* START DATASET ROWS *
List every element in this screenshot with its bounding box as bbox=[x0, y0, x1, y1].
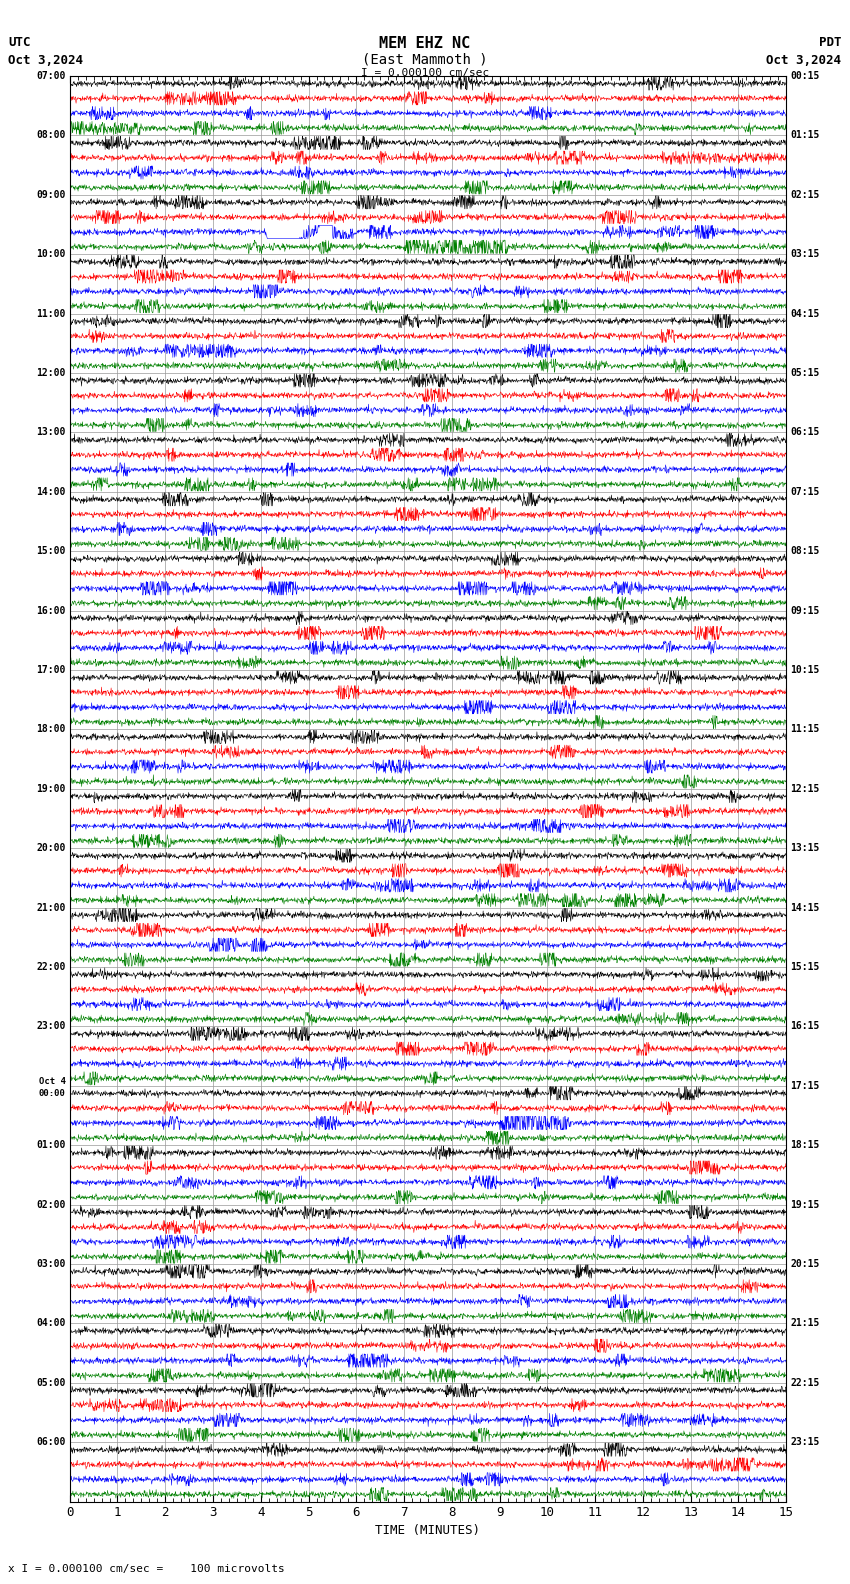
Text: 11:15: 11:15 bbox=[790, 724, 820, 735]
Text: 19:15: 19:15 bbox=[790, 1199, 820, 1210]
Text: 03:15: 03:15 bbox=[790, 249, 820, 260]
Text: 07:00: 07:00 bbox=[36, 71, 65, 81]
Text: 09:00: 09:00 bbox=[36, 190, 65, 200]
Text: 10:00: 10:00 bbox=[36, 249, 65, 260]
Text: 05:15: 05:15 bbox=[790, 367, 820, 379]
Text: 21:15: 21:15 bbox=[790, 1318, 820, 1329]
X-axis label: TIME (MINUTES): TIME (MINUTES) bbox=[376, 1524, 480, 1536]
Text: 00:15: 00:15 bbox=[790, 71, 820, 81]
Text: 12:15: 12:15 bbox=[790, 784, 820, 794]
Text: 16:00: 16:00 bbox=[36, 605, 65, 616]
Text: (East Mammoth ): (East Mammoth ) bbox=[362, 52, 488, 67]
Text: 17:15: 17:15 bbox=[790, 1080, 820, 1091]
Text: 21:00: 21:00 bbox=[36, 903, 65, 912]
Text: 11:00: 11:00 bbox=[36, 309, 65, 318]
Text: PDT: PDT bbox=[819, 36, 842, 49]
Text: 05:00: 05:00 bbox=[36, 1378, 65, 1388]
Text: 13:15: 13:15 bbox=[790, 843, 820, 854]
Text: 18:00: 18:00 bbox=[36, 724, 65, 735]
Text: 09:15: 09:15 bbox=[790, 605, 820, 616]
Text: 08:15: 08:15 bbox=[790, 546, 820, 556]
Text: Oct 4: Oct 4 bbox=[38, 1077, 65, 1087]
Text: 12:00: 12:00 bbox=[36, 367, 65, 379]
Text: 17:00: 17:00 bbox=[36, 665, 65, 675]
Text: I = 0.000100 cm/sec: I = 0.000100 cm/sec bbox=[361, 68, 489, 78]
Text: 08:00: 08:00 bbox=[36, 130, 65, 141]
Text: 14:00: 14:00 bbox=[36, 486, 65, 497]
Text: 20:00: 20:00 bbox=[36, 843, 65, 854]
Text: 19:00: 19:00 bbox=[36, 784, 65, 794]
Text: 00:00: 00:00 bbox=[38, 1088, 65, 1098]
Text: 04:15: 04:15 bbox=[790, 309, 820, 318]
Text: 06:15: 06:15 bbox=[790, 428, 820, 437]
Text: 04:00: 04:00 bbox=[36, 1318, 65, 1329]
Text: 03:00: 03:00 bbox=[36, 1259, 65, 1269]
Text: 20:15: 20:15 bbox=[790, 1259, 820, 1269]
Text: 15:15: 15:15 bbox=[790, 961, 820, 973]
Text: 07:15: 07:15 bbox=[790, 486, 820, 497]
Text: 14:15: 14:15 bbox=[790, 903, 820, 912]
Text: Oct 3,2024: Oct 3,2024 bbox=[8, 54, 83, 67]
Text: 23:00: 23:00 bbox=[36, 1022, 65, 1031]
Text: 02:15: 02:15 bbox=[790, 190, 820, 200]
Text: Oct 3,2024: Oct 3,2024 bbox=[767, 54, 842, 67]
Text: 01:15: 01:15 bbox=[790, 130, 820, 141]
Text: 18:15: 18:15 bbox=[790, 1140, 820, 1150]
Text: MEM EHZ NC: MEM EHZ NC bbox=[379, 36, 471, 51]
Text: 15:00: 15:00 bbox=[36, 546, 65, 556]
Text: UTC: UTC bbox=[8, 36, 31, 49]
Text: 06:00: 06:00 bbox=[36, 1437, 65, 1448]
Text: 16:15: 16:15 bbox=[790, 1022, 820, 1031]
Text: x I = 0.000100 cm/sec =    100 microvolts: x I = 0.000100 cm/sec = 100 microvolts bbox=[8, 1565, 286, 1574]
Text: 13:00: 13:00 bbox=[36, 428, 65, 437]
Text: 10:15: 10:15 bbox=[790, 665, 820, 675]
Text: 22:15: 22:15 bbox=[790, 1378, 820, 1388]
Text: 01:00: 01:00 bbox=[36, 1140, 65, 1150]
Text: 02:00: 02:00 bbox=[36, 1199, 65, 1210]
Text: 23:15: 23:15 bbox=[790, 1437, 820, 1448]
Text: 22:00: 22:00 bbox=[36, 961, 65, 973]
* END DATASET ROWS *
### AIM:
Lay out the lines of the dataset excerpt as a numbered list with blank lines omitted, beginning at the line that contains "Text: 11:15: 11:15 bbox=[790, 724, 820, 735]" and stopping after the line that contains "Text: 10:00: 10:00 bbox=[36, 249, 65, 260]".

### THE RESULT:
1. Text: 11:15: 11:15 bbox=[790, 724, 820, 735]
2. Text: 19:15: 19:15 bbox=[790, 1199, 820, 1210]
3. Text: 03:15: 03:15 bbox=[790, 249, 820, 260]
4. Text: 07:00: 07:00 bbox=[36, 71, 65, 81]
5. Text: 09:00: 09:00 bbox=[36, 190, 65, 200]
6. Text: 10:00: 10:00 bbox=[36, 249, 65, 260]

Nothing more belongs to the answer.